> **Stored entries**
## START

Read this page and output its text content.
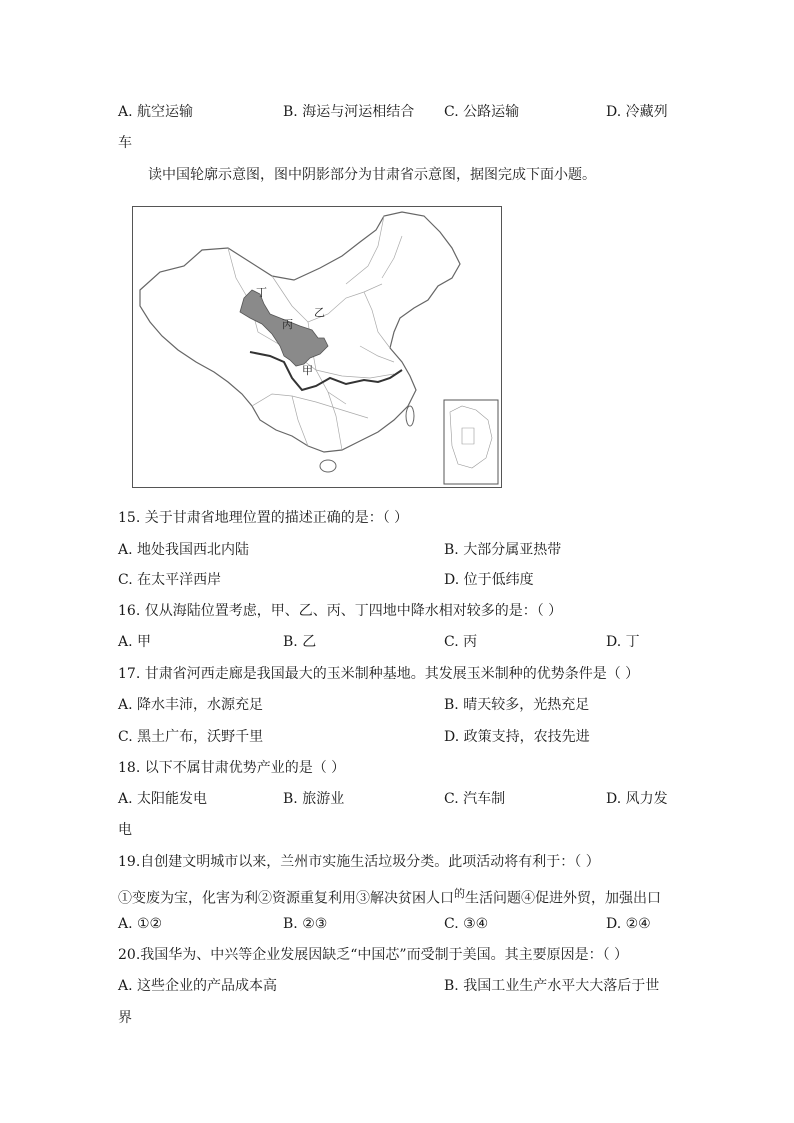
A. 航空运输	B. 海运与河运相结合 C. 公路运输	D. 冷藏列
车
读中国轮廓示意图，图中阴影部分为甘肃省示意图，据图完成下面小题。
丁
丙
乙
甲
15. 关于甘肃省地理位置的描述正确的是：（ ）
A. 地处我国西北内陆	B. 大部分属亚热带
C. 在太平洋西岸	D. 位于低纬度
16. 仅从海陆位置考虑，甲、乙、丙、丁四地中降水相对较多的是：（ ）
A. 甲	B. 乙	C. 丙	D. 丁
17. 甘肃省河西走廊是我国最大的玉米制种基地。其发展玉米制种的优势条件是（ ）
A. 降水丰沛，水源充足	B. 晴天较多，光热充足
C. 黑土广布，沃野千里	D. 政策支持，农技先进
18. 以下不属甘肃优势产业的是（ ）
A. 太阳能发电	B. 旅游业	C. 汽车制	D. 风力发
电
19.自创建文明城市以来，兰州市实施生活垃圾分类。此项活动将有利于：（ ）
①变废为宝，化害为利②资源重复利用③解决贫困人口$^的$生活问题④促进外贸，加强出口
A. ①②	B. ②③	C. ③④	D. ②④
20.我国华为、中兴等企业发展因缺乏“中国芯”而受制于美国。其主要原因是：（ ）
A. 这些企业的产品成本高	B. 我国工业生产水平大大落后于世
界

## END
## START

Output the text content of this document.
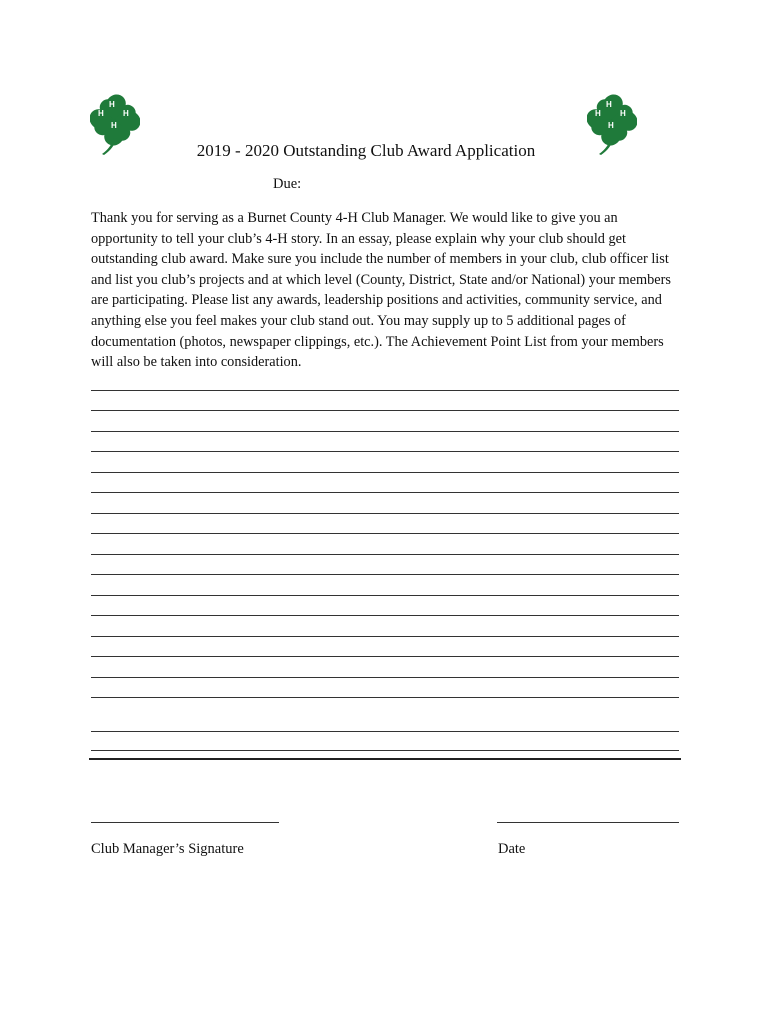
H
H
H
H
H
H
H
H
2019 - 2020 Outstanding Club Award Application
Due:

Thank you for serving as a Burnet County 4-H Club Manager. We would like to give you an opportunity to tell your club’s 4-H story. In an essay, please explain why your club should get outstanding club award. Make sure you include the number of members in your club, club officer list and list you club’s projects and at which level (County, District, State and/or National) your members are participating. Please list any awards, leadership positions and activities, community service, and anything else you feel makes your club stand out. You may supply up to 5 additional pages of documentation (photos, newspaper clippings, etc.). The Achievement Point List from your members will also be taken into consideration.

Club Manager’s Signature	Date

## END

> **To do**
Find the word "content" in the material, then list each line that holds it.

> **Solution**
Read this page and output its text content.
Output the text content of this document.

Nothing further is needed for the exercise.